Items from a figure collection
════════════════

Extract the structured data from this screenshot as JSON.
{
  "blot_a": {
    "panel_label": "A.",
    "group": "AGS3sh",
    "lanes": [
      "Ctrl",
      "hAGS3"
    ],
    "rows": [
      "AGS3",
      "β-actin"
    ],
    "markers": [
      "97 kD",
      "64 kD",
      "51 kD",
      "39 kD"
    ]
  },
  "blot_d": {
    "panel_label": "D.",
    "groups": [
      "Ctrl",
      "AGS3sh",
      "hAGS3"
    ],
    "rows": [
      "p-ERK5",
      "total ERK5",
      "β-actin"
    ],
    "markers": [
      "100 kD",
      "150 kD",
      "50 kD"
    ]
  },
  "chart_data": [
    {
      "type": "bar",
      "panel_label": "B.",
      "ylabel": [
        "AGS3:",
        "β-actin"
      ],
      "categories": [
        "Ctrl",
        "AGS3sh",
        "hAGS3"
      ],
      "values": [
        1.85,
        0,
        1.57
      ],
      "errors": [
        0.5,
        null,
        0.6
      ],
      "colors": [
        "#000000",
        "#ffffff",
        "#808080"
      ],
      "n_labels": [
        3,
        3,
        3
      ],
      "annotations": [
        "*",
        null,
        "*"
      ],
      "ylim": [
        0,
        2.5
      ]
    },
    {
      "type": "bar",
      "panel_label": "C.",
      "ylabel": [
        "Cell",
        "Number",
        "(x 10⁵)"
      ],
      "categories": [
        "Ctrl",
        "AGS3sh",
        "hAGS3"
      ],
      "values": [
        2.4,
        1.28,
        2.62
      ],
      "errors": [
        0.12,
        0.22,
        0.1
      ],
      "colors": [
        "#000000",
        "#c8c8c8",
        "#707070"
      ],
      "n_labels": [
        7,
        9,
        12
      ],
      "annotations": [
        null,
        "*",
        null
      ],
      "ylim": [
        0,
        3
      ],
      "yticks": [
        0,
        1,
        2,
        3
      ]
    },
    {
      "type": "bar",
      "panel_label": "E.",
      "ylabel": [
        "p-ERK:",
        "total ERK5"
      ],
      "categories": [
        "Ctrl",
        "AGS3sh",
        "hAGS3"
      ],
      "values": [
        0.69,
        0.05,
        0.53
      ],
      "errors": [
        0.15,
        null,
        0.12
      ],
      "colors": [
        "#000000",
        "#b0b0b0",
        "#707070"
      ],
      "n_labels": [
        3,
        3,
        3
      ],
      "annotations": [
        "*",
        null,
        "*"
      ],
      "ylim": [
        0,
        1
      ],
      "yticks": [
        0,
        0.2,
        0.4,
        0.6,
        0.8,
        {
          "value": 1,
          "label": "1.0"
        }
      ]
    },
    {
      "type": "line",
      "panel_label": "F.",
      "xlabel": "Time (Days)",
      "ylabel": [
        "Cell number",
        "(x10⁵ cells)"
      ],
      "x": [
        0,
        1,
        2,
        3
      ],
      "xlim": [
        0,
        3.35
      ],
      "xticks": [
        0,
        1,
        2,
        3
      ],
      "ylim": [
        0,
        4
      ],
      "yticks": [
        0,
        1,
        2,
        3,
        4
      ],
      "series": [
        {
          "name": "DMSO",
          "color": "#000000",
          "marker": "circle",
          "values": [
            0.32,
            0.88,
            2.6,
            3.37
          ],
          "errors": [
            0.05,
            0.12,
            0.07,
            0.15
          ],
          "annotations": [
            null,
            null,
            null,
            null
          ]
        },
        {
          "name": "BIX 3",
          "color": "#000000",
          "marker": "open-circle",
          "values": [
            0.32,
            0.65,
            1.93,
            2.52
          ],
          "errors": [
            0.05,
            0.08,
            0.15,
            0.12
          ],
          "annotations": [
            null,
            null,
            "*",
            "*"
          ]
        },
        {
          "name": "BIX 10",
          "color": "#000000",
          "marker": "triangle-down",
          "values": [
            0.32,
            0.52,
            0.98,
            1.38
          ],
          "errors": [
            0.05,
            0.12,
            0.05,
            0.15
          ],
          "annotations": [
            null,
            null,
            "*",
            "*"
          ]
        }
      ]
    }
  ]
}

════════════════

Copy out each record, keeping every word as it is.

Extract the structured data from this screenshot as JSON.
{
  "blot_a": {
    "panel_label": "A.",
    "group": "AGS3sh",
    "lanes": [
      "Ctrl",
      "hAGS3"
    ],
    "rows": [
      "AGS3",
      "β-actin"
    ],
    "markers": [
      "97 kD",
      "64 kD",
      "51 kD",
      "39 kD"
    ]
  },
  "blot_d": {
    "panel_label": "D.",
    "groups": [
      "Ctrl",
      "AGS3sh",
      "hAGS3"
    ],
    "rows": [
      "p-ERK5",
      "total ERK5",
      "β-actin"
    ],
    "markers": [
      "100 kD",
      "150 kD",
      "50 kD"
    ]
  },
  "chart_data": [
    {
      "type": "bar",
      "panel_label": "B.",
      "ylabel": [
        "AGS3:",
        "β-actin"
      ],
      "categories": [
        "Ctrl",
        "AGS3sh",
        "hAGS3"
      ],
      "values": [
        1.85,
        0,
        1.57
      ],
      "errors": [
        0.5,
        null,
        0.6
      ],
      "colors": [
        "#000000",
        "#ffffff",
        "#808080"
      ],
      "n_labels": [
        3,
        3,
        3
      ],
      "annotations": [
        "*",
        null,
        "*"
      ],
      "ylim": [
        0,
        2.5
      ]
    },
    {
      "type": "bar",
      "panel_label": "C.",
      "ylabel": [
        "Cell",
        "Number",
        "(x 10⁵)"
      ],
      "categories": [
        "Ctrl",
        "AGS3sh",
        "hAGS3"
      ],
      "values": [
        2.4,
        1.28,
        2.62
      ],
      "errors": [
        0.12,
        0.22,
        0.1
      ],
      "colors": [
        "#000000",
        "#c8c8c8",
        "#707070"
      ],
      "n_labels": [
        7,
        9,
        12
      ],
      "annotations": [
        null,
        "*",
        null
      ],
      "ylim": [
        0,
        3
      ],
      "yticks": [
        0,
        1,
        2,
        3
      ]
    },
    {
      "type": "bar",
      "panel_label": "E.",
      "ylabel": [
        "p-ERK:",
        "total ERK5"
      ],
      "categories": [
        "Ctrl",
        "AGS3sh",
        "hAGS3"
      ],
      "values": [
        0.69,
        0.05,
        0.53
      ],
      "errors": [
        0.15,
        null,
        0.12
      ],
      "colors": [
        "#000000",
        "#b0b0b0",
        "#707070"
      ],
      "n_labels": [
        3,
        3,
        3
      ],
      "annotations": [
        "*",
        null,
        "*"
      ],
      "ylim": [
        0,
        1
      ],
      "yticks": [
        0,
        0.2,
        0.4,
        0.6,
        0.8,
        {
          "value": 1,
          "label": "1.0"
        }
      ]
    },
    {
      "type": "line",
      "panel_label": "F.",
      "xlabel": "Time (Days)",
      "ylabel": [
        "Cell number",
        "(x10⁵ cells)"
      ],
      "x": [
        0,
        1,
        2,
        3
      ],
      "xlim": [
        0,
        3.35
      ],
      "xticks": [
        0,
        1,
        2,
        3
      ],
      "ylim": [
        0,
        4
      ],
      "yticks": [
        0,
        1,
        2,
        3,
        4
      ],
      "series": [
        {
          "name": "DMSO",
          "color": "#000000",
          "marker": "circle",
          "values": [
            0.32,
            0.88,
            2.6,
            3.37
          ],
          "errors": [
            0.05,
            0.12,
            0.07,
            0.15
          ],
          "annotations": [
            null,
            null,
            null,
            null
          ]
        },
        {
          "name": "BIX 3",
          "color": "#000000",
          "marker": "open-circle",
          "values": [
            0.32,
            0.65,
            1.93,
            2.52
          ],
          "errors": [
            0.05,
            0.08,
            0.15,
            0.12
          ],
          "annotations": [
            null,
            null,
            "*",
            "*"
          ]
        },
        {
          "name": "BIX 10",
          "color": "#000000",
          "marker": "triangle-down",
          "values": [
            0.32,
            0.52,
            0.98,
            1.38
          ],
          "errors": [
            0.05,
            0.12,
            0.05,
            0.15
          ],
          "annotations": [
            null,
            null,
            "*",
            "*"
          ]
        }
      ]
    }
  ]
}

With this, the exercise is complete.